▶ Records to process:
○ ○ ○ ○ ○

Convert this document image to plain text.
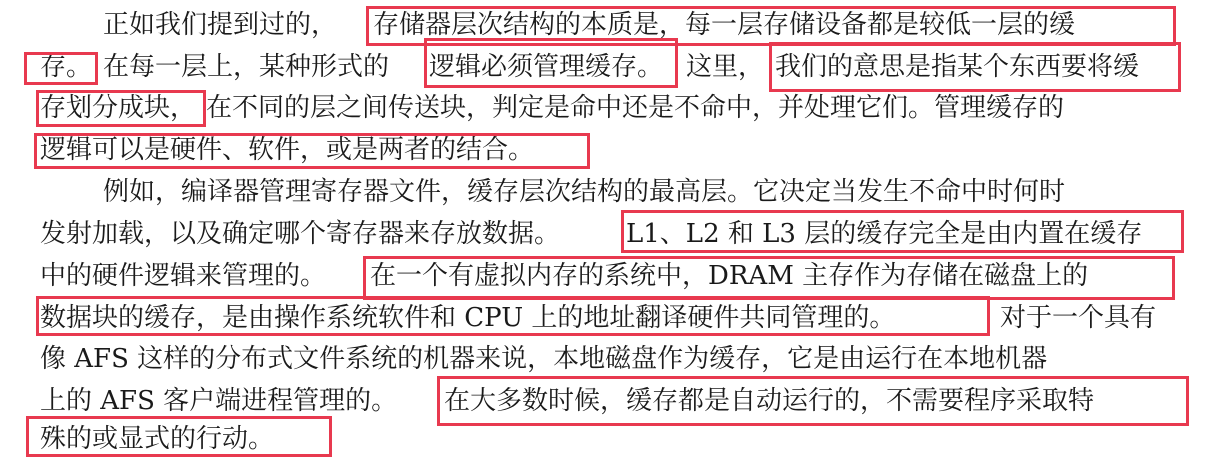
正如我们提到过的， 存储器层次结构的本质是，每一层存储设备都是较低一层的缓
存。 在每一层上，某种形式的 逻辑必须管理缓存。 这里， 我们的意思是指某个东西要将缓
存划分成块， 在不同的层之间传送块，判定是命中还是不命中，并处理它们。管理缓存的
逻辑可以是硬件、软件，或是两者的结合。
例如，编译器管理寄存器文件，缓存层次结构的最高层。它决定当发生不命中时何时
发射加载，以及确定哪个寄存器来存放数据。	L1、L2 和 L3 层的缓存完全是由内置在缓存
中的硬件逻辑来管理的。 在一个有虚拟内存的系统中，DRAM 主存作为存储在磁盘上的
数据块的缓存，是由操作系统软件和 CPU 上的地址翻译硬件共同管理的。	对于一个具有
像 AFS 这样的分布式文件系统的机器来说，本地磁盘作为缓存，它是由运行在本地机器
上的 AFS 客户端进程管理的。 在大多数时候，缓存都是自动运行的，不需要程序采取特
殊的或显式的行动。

○ ○ ○ ○ ○

Every line above should be repeated exactly; pictures stay out of the copy.

Convert this document image to plain text.
正如我们提到过的， 存储器层次结构的本质是，每一层存储设备都是较低一层的缓
存。 在每一层上，某种形式的 逻辑必须管理缓存。 这里， 我们的意思是指某个东西要将缓
存划分成块， 在不同的层之间传送块，判定是命中还是不命中，并处理它们。管理缓存的
逻辑可以是硬件、软件，或是两者的结合。
例如，编译器管理寄存器文件，缓存层次结构的最高层。它决定当发生不命中时何时
发射加载，以及确定哪个寄存器来存放数据。	L1、L2 和 L3 层的缓存完全是由内置在缓存
中的硬件逻辑来管理的。 在一个有虚拟内存的系统中，DRAM 主存作为存储在磁盘上的
数据块的缓存，是由操作系统软件和 CPU 上的地址翻译硬件共同管理的。	对于一个具有
像 AFS 这样的分布式文件系统的机器来说，本地磁盘作为缓存，它是由运行在本地机器
上的 AFS 客户端进程管理的。 在大多数时候，缓存都是自动运行的，不需要程序采取特
殊的或显式的行动。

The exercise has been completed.